--- START OF Passage ---

It was not a good dream. Superman’s best stories haven’t been the dark ones. Not the Death Of or the Goes Crazy. They’ve been Last Son of Krypton; Miracle Monday•; Superman: The Movie; Superman Returns•, All*Star Superman•; The Sandman Saga•. They’ve been Superman Uplifting.
Superman II• is a bit weird on that score. It’s a rambling movie, due mostly to political machinations in Hollywood. Superman is still Christopher Reeves’ smiling hero from the first movie, but the nebbish is taking over. In the good stories, a Superman who loses his powers will retain a Super outlook on life; will retain the Super confidence. Not here. Clark Kent isn’t an act. Clark Kent is who Superman wishes he was.
The Salkinds had always wanted more camp, and Kent’s incompetence is emphasized even more here than in the first movie. While Superman II doesn’t go as far into slapstick as the third movie would, it does begin the slide, especially during the blowhard section of the fight scene.

--- END OF Passage ---
--- START OF Extracted records ---

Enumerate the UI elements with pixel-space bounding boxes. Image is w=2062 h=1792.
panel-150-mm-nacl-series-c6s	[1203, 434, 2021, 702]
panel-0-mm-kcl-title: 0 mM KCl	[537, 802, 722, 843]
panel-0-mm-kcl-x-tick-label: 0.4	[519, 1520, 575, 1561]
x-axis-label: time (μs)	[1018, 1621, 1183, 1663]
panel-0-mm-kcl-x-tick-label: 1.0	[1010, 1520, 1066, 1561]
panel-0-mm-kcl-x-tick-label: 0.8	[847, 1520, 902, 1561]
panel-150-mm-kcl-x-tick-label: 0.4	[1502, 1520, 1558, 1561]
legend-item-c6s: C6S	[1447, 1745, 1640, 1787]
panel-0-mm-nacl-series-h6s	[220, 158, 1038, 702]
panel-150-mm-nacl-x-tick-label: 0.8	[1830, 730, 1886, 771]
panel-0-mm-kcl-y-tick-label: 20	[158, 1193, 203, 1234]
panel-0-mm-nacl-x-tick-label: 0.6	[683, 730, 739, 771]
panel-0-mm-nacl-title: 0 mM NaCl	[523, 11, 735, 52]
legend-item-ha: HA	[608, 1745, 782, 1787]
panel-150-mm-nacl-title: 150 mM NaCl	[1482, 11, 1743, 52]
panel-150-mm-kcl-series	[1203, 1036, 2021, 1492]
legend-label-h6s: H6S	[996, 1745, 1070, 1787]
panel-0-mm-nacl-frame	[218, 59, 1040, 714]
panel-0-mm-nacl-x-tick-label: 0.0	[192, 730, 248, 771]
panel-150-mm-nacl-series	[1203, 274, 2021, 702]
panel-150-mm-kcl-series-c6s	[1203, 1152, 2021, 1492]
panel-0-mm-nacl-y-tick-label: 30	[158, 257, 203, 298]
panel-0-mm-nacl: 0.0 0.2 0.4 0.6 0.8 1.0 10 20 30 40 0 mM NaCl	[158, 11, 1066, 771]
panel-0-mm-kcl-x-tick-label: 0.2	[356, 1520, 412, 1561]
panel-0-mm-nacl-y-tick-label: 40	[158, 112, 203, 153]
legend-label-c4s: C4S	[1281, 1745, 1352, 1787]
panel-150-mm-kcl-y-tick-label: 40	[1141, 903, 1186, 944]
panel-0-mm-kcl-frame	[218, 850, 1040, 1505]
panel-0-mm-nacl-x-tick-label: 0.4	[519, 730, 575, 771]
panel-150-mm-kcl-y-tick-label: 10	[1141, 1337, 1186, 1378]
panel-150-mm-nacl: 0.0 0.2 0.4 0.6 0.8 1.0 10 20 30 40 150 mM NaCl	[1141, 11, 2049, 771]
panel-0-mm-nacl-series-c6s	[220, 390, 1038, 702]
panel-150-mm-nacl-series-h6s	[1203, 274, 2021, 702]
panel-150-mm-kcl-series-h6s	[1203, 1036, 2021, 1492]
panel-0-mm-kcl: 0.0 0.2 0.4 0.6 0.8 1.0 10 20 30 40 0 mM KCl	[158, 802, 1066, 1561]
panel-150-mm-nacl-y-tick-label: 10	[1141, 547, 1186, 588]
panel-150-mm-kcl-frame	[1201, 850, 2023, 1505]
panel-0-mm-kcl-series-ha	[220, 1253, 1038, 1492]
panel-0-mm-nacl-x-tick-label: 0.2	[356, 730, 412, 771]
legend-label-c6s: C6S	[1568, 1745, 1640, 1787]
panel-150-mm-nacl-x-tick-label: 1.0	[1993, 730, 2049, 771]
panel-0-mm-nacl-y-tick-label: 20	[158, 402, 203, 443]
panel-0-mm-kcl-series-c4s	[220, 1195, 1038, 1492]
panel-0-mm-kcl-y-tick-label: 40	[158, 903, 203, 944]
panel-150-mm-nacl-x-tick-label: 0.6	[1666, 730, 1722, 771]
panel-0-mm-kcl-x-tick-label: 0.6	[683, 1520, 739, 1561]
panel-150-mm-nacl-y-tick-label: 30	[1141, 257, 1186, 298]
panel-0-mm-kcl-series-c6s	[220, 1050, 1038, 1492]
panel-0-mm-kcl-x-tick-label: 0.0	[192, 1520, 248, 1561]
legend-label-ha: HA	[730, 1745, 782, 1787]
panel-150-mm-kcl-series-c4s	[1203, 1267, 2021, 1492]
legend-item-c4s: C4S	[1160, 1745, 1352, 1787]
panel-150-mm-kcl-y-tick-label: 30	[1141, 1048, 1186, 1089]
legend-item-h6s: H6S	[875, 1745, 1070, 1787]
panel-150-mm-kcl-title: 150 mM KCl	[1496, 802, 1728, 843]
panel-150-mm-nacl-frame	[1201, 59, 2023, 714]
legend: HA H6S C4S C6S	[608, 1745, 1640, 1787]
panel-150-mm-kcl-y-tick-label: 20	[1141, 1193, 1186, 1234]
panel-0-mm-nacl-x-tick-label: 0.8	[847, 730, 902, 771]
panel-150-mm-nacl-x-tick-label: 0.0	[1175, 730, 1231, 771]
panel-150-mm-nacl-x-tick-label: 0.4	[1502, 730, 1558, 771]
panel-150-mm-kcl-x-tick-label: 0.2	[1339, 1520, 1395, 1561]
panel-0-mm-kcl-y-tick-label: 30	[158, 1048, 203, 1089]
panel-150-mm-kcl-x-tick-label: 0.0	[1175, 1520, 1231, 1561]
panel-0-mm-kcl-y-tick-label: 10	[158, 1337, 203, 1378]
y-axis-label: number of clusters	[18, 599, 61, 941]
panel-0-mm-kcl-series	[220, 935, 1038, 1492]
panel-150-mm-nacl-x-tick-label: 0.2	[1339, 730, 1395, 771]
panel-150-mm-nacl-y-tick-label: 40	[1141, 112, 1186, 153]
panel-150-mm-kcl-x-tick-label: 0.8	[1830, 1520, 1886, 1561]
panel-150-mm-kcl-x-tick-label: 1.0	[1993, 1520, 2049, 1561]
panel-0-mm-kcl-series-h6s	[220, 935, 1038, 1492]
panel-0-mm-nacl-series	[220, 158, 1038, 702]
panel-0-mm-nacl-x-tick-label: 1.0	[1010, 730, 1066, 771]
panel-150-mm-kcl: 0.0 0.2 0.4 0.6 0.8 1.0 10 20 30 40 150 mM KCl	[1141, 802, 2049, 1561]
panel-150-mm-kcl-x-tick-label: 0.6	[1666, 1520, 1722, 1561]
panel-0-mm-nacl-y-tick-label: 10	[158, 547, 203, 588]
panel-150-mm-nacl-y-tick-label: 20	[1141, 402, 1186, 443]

--- END OF Extracted records ---

### Brief 1
Answer these questions from the Superman passage:
(a) What does the passage say is mostly behind Superman II being a rambling movie?
(b) What had the Salkinds always wanted more of?
(c) Which movie goes further into slapstick than Superman II?
### Brief 2
In the Superman passage, shorten the paragraph beginning "Superman II• is a bit weird" while keeping its main facts.
### Brief 3
Extend the Superman passage, picking up from its final sentence.

### Task result 1
(a) Political machinations in Hollywood.
(b) Camp.
(c) The third movie.

### Task result 2
Superman II is odd in this respect. It rambles, mostly because of Hollywood politics. Superman is still the smiling hero of the first movie, but the nebbish is gaining ground. In the good stories, a Superman without his powers keeps his Super outlook and confidence. Here he doesn't: Clark Kent isn't an act but the person Superman wishes he were.

### Task result 3
Nuclear weapons figured prominently in both movies, mainly because of the decision to drop the original director and change the ending of the first movie. Specifically, they ended up using the ending of the second movie in the first movie. The movies were originally set back to back, with the nuclear explosion in Superman I freeing the criminal Kryptonians to wreak havoc in the second movie. Parts of the second movie were already filmed—including some expensive parts—so they made up the terrorists with nukes story.
The new scene did, however, show us two things: Superman can withstand a nuclear explosion. And thus, so can the other Kryptonians. No human power can defeat them.
Some of the scenes were reshot due to the director switch. Due to guild rules, Donner had to have shot at least 51% of the movie to get his name on the credits. So they reshot much of the film, changing the story as they did so. (Some of the Donner shots were cut back into television versions over the years.) The director switch was made odder by their names; Richard Donner was replaced with Richard Lester. It was like the Dick for Dick replacement in Bewitched.
This is also still in the era when sequels refused to believe that people had seen the previous movie, or that, even if they hadn’t, that they could figure out that the movie was about Superman. So the opening five minutes repeat what happened in the beginning of the first movie, and then continue on for another three minutes under the opening credits. Ending with Luthor’s nuclear plot, which might have made sense if the second movie was still the second half of the first one and Luthor’s nuclear plot was what set off the events of this movie; instead, they then introduce the new nuclear plot in Paris.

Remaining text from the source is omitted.